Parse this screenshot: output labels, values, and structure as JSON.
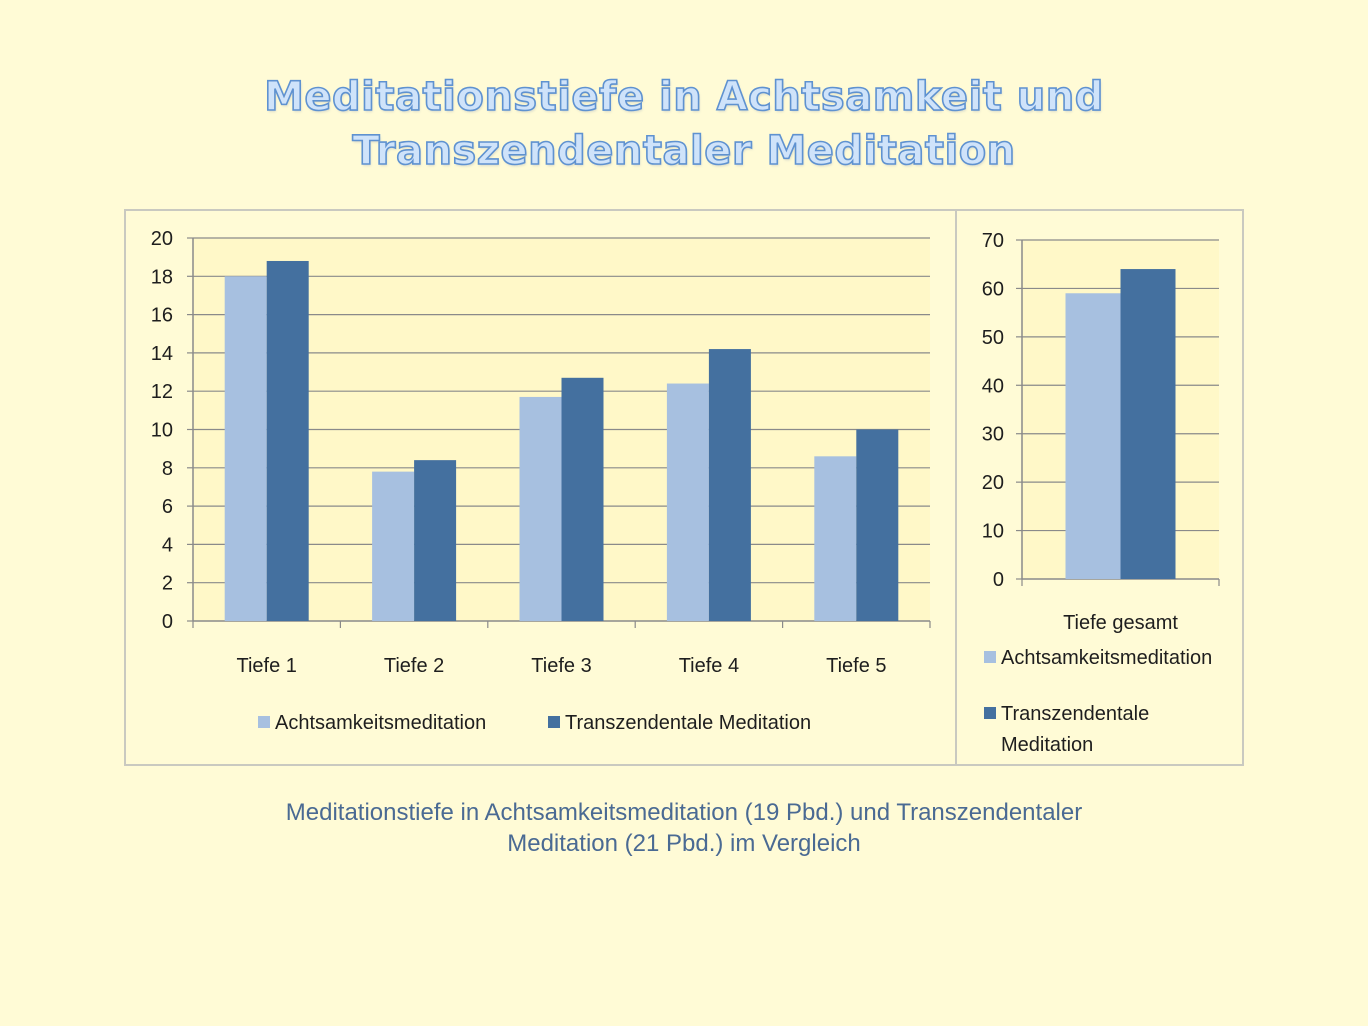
{
  "title": {
    "line1": "Meditationstiefe in Achtsamkeit und",
    "line2": "Transzendentaler Meditation"
  },
  "caption": {
    "line1": "Meditationstiefe in Achtsamkeitsmeditation (19 Pbd.) und Transzendentaler",
    "line2": "Meditation (21 Pbd.) im Vergleich"
  },
  "colors": {
    "background": "#fffbd6",
    "plot_area": "#fff8c8",
    "series_light": "#a7c0e0",
    "series_dark": "#44709f",
    "title_fill": "#cfe3fa",
    "title_outline": "#5f92d0",
    "caption_text": "#4a6a93"
  },
  "chart_data": [
    {
      "type": "bar",
      "categories": [
        "Tiefe 1",
        "Tiefe 2",
        "Tiefe 3",
        "Tiefe 4",
        "Tiefe 5"
      ],
      "series": [
        {
          "name": "Achtsamkeitsmeditation",
          "values": [
            18.0,
            7.8,
            11.7,
            12.4,
            8.6
          ]
        },
        {
          "name": "Transzendentale Meditation",
          "values": [
            18.8,
            8.4,
            12.7,
            14.2,
            10.0
          ]
        }
      ],
      "yticks": [
        "0",
        "2",
        "4",
        "6",
        "8",
        "10",
        "12",
        "14",
        "16",
        "18",
        "20"
      ],
      "ylim": [
        0,
        20
      ],
      "grid": true,
      "legend": "bottom"
    },
    {
      "type": "bar",
      "categories": [
        "Tiefe gesamt"
      ],
      "series": [
        {
          "name": "Achtsamkeitsmeditation",
          "values": [
            59
          ]
        },
        {
          "name": "Transzendentale Meditation",
          "values": [
            64
          ]
        }
      ],
      "yticks": [
        "0",
        "10",
        "20",
        "30",
        "40",
        "50",
        "60",
        "70"
      ],
      "ylim": [
        0,
        70
      ],
      "grid": true,
      "legend": "bottom",
      "legend_labels": [
        [
          "Achtsamkeitsmeditation"
        ],
        [
          "Transzendentale",
          "Meditation"
        ]
      ]
    }
  ]
}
________
**DIRECTIVE:**
Copy the listing in full and without alteration, omitting every picture.

**ANSWER FOR THE TASK:**
Parse this screenshot: output labels, values, and structure as JSON.
{
  "title": {
    "line1": "Meditationstiefe in Achtsamkeit und",
    "line2": "Transzendentaler Meditation"
  },
  "caption": {
    "line1": "Meditationstiefe in Achtsamkeitsmeditation (19 Pbd.) und Transzendentaler",
    "line2": "Meditation (21 Pbd.) im Vergleich"
  },
  "colors": {
    "background": "#fffbd6",
    "plot_area": "#fff8c8",
    "series_light": "#a7c0e0",
    "series_dark": "#44709f",
    "title_fill": "#cfe3fa",
    "title_outline": "#5f92d0",
    "caption_text": "#4a6a93"
  },
  "chart_data": [
    {
      "type": "bar",
      "categories": [
        "Tiefe 1",
        "Tiefe 2",
        "Tiefe 3",
        "Tiefe 4",
        "Tiefe 5"
      ],
      "series": [
        {
          "name": "Achtsamkeitsmeditation",
          "values": [
            18.0,
            7.8,
            11.7,
            12.4,
            8.6
          ]
        },
        {
          "name": "Transzendentale Meditation",
          "values": [
            18.8,
            8.4,
            12.7,
            14.2,
            10.0
          ]
        }
      ],
      "yticks": [
        "0",
        "2",
        "4",
        "6",
        "8",
        "10",
        "12",
        "14",
        "16",
        "18",
        "20"
      ],
      "ylim": [
        0,
        20
      ],
      "grid": true,
      "legend": "bottom"
    },
    {
      "type": "bar",
      "categories": [
        "Tiefe gesamt"
      ],
      "series": [
        {
          "name": "Achtsamkeitsmeditation",
          "values": [
            59
          ]
        },
        {
          "name": "Transzendentale Meditation",
          "values": [
            64
          ]
        }
      ],
      "yticks": [
        "0",
        "10",
        "20",
        "30",
        "40",
        "50",
        "60",
        "70"
      ],
      "ylim": [
        0,
        70
      ],
      "grid": true,
      "legend": "bottom",
      "legend_labels": [
        [
          "Achtsamkeitsmeditation"
        ],
        [
          "Transzendentale",
          "Meditation"
        ]
      ]
    }
  ]
}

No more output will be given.